◆ Aim of the exercise ◆
What is the number of lines containing "Products"? Give only that number.

[Stored data entries]

▽

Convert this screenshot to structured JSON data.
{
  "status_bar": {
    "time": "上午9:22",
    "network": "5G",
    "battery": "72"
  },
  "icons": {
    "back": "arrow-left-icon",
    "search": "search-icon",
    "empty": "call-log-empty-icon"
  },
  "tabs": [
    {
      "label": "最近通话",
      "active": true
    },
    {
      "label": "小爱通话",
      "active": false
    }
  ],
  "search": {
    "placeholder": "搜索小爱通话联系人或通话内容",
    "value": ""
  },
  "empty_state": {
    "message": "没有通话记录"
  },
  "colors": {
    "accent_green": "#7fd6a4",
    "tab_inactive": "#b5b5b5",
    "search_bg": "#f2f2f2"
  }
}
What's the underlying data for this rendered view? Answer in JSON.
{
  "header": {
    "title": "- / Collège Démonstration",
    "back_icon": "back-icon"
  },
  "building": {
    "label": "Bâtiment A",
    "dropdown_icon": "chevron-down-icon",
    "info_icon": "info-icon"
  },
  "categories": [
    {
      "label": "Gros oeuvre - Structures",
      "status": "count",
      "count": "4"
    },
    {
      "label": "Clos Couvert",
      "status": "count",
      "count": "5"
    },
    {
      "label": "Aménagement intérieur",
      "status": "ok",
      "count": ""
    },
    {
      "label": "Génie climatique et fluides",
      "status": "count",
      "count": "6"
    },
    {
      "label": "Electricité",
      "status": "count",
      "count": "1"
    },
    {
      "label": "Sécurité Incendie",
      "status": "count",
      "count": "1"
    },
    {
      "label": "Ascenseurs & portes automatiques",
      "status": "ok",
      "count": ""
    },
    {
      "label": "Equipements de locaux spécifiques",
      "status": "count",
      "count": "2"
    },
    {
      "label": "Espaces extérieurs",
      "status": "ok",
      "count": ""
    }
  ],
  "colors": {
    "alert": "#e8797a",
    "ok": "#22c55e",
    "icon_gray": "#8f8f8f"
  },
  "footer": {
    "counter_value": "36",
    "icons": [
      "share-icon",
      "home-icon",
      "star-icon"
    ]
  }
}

△
▽

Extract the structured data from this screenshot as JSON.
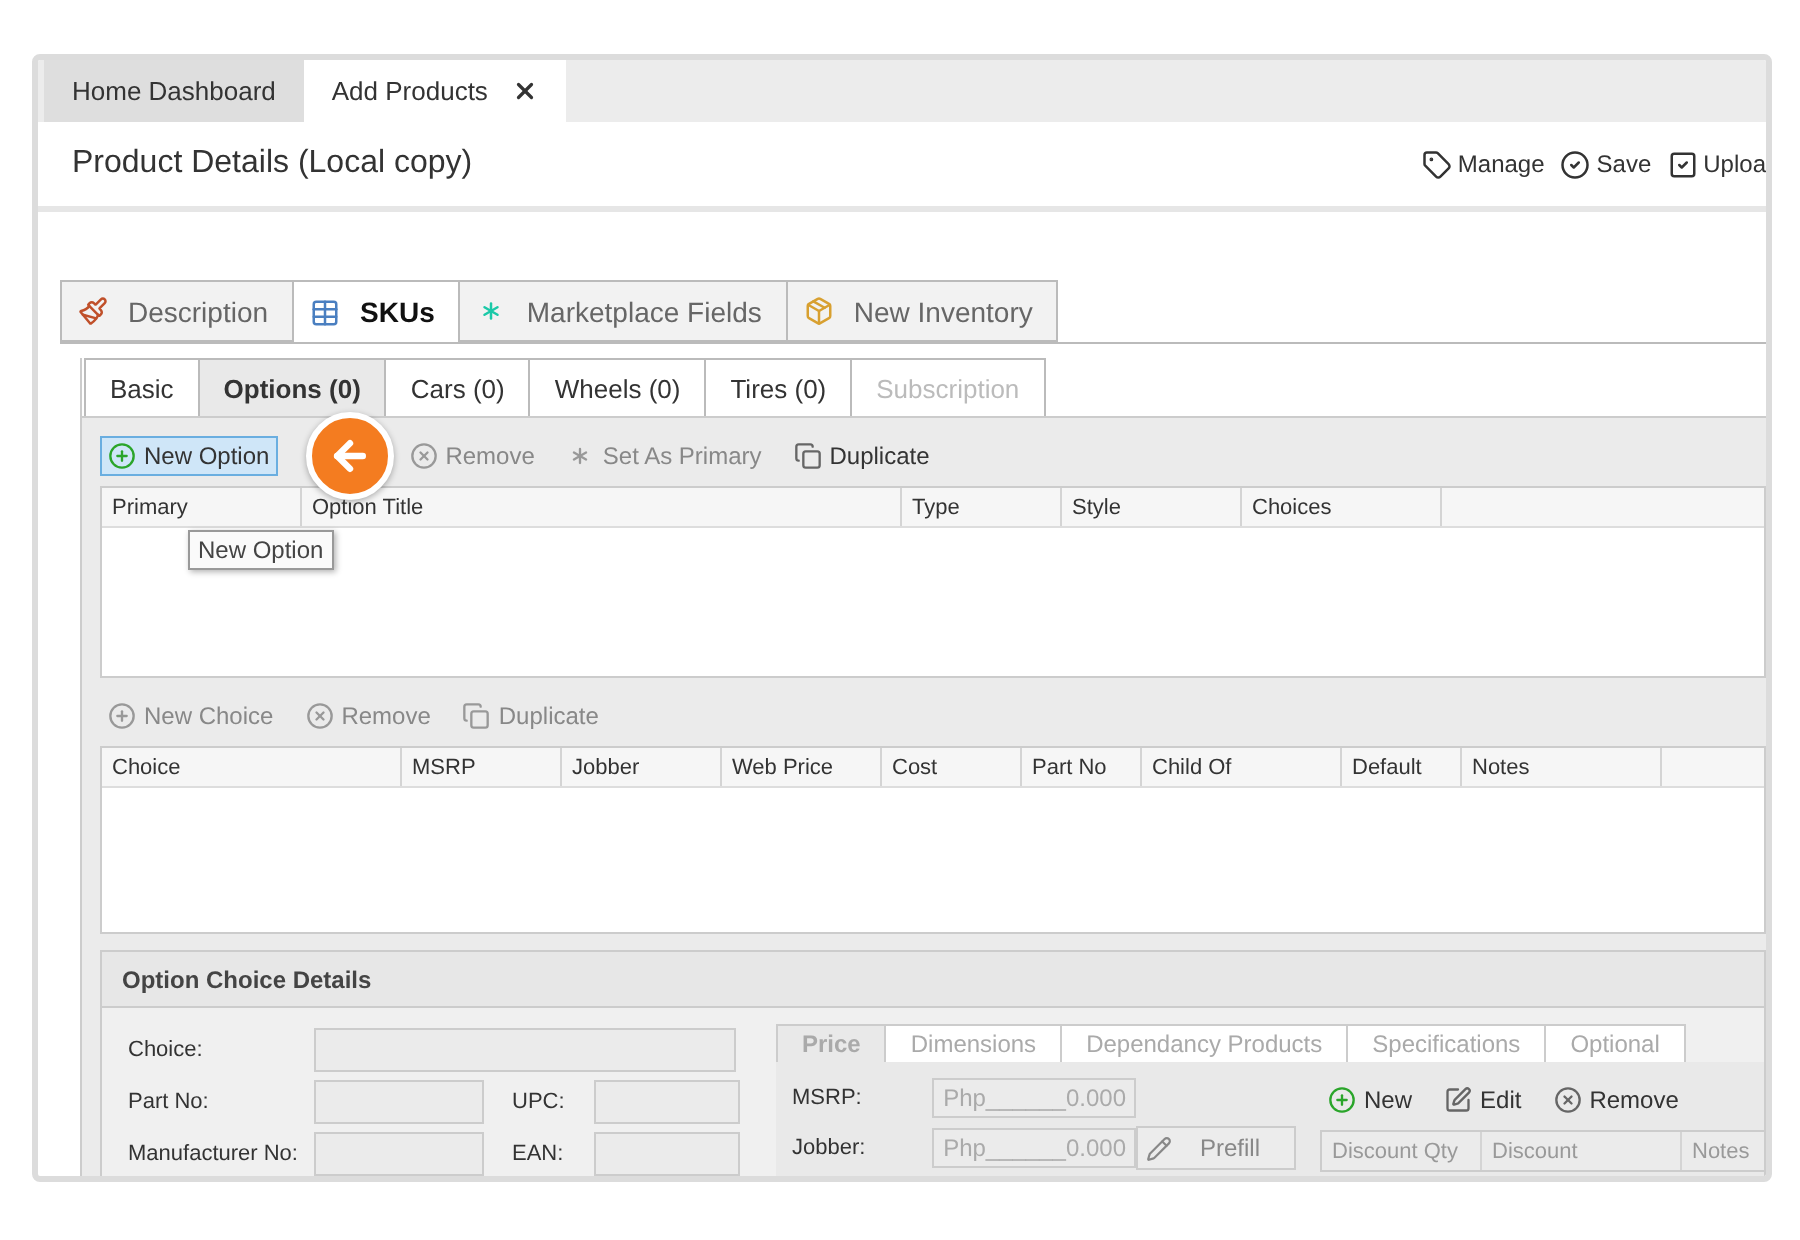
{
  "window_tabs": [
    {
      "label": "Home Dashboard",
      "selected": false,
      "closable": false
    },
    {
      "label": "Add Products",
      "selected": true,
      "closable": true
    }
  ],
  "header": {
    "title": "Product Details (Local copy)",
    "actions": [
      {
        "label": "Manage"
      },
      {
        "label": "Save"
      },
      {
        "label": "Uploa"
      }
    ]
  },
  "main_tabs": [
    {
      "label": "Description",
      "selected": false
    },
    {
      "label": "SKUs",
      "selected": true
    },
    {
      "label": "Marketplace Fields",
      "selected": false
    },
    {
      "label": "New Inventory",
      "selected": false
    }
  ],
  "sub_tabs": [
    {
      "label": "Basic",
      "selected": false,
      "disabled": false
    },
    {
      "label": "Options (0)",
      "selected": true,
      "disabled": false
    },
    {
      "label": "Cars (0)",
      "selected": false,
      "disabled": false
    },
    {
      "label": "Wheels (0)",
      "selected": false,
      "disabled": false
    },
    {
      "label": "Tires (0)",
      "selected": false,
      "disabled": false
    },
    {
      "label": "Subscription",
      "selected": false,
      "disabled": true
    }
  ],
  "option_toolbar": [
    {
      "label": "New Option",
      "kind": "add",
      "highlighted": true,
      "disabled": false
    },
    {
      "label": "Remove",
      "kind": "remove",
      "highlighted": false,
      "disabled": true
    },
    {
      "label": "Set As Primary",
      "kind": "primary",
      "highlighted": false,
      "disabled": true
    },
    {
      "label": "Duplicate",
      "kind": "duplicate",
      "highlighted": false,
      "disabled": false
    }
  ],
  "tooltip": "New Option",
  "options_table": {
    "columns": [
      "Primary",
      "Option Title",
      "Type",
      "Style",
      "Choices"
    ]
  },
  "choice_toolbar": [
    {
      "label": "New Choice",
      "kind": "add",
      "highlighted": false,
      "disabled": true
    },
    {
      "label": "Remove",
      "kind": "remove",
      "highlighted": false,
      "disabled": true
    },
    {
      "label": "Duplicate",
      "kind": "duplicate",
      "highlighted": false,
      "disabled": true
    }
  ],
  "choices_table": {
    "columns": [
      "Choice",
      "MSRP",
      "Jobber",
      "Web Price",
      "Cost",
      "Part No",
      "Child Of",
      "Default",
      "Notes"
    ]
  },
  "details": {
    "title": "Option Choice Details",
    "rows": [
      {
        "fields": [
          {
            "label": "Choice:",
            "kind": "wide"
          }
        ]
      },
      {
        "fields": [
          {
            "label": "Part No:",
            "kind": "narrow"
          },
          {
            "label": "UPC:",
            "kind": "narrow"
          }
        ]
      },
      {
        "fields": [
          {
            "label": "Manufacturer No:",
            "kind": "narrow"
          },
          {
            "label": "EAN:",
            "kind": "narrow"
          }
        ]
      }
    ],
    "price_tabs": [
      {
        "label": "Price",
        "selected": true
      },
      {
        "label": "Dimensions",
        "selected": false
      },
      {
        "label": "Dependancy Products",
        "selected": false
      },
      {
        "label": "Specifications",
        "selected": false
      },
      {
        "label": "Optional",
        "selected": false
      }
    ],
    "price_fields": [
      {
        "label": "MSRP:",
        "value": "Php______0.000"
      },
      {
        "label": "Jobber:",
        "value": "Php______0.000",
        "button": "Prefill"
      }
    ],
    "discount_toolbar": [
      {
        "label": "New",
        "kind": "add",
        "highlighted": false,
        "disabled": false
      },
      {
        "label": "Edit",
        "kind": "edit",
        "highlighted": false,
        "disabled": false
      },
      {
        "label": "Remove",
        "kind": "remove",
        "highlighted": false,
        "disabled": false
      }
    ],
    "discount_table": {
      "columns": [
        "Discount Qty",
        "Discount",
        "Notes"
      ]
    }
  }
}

△
▽

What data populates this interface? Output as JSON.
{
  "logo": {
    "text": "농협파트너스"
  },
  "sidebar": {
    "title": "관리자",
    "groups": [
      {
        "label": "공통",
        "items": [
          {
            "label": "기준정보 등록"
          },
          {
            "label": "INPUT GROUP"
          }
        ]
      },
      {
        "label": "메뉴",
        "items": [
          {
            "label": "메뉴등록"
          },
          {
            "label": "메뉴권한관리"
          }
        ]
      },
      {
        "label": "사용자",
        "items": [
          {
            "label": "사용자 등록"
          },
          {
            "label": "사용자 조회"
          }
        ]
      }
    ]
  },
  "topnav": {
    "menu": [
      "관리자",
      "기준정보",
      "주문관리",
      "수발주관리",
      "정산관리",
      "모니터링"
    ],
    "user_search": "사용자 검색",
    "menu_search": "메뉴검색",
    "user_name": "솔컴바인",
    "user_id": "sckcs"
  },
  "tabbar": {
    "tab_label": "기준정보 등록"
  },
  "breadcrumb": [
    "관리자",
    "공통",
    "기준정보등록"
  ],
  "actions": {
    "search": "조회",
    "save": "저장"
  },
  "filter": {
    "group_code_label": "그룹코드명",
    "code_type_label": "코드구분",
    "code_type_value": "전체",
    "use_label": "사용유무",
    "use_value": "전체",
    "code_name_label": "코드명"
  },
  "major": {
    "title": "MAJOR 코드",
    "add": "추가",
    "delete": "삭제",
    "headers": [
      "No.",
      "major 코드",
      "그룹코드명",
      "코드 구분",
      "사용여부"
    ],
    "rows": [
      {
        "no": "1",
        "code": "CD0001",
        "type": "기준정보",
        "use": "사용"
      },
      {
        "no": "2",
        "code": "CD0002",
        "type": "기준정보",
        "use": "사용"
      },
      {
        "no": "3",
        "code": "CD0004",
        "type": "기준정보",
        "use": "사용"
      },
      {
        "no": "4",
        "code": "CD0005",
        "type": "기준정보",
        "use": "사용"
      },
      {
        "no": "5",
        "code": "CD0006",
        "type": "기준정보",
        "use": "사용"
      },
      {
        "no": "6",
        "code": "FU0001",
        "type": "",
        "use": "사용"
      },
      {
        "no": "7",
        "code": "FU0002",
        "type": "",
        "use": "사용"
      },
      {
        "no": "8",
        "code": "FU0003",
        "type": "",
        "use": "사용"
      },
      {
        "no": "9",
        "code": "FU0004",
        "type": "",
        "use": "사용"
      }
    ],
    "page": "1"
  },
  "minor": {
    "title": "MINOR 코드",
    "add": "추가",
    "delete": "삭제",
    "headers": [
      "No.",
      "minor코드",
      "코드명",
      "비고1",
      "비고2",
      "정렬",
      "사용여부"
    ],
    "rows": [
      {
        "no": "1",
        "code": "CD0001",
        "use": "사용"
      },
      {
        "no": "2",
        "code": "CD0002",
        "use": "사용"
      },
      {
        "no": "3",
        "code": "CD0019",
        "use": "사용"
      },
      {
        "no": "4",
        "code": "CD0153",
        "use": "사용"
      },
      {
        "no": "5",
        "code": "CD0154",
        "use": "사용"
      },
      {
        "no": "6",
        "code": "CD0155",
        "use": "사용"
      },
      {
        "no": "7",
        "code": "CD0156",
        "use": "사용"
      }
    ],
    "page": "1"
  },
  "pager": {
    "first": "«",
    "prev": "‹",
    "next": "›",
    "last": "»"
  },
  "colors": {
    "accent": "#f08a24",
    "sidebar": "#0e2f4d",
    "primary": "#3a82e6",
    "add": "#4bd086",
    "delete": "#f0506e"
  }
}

△

◆ Result below ◆
2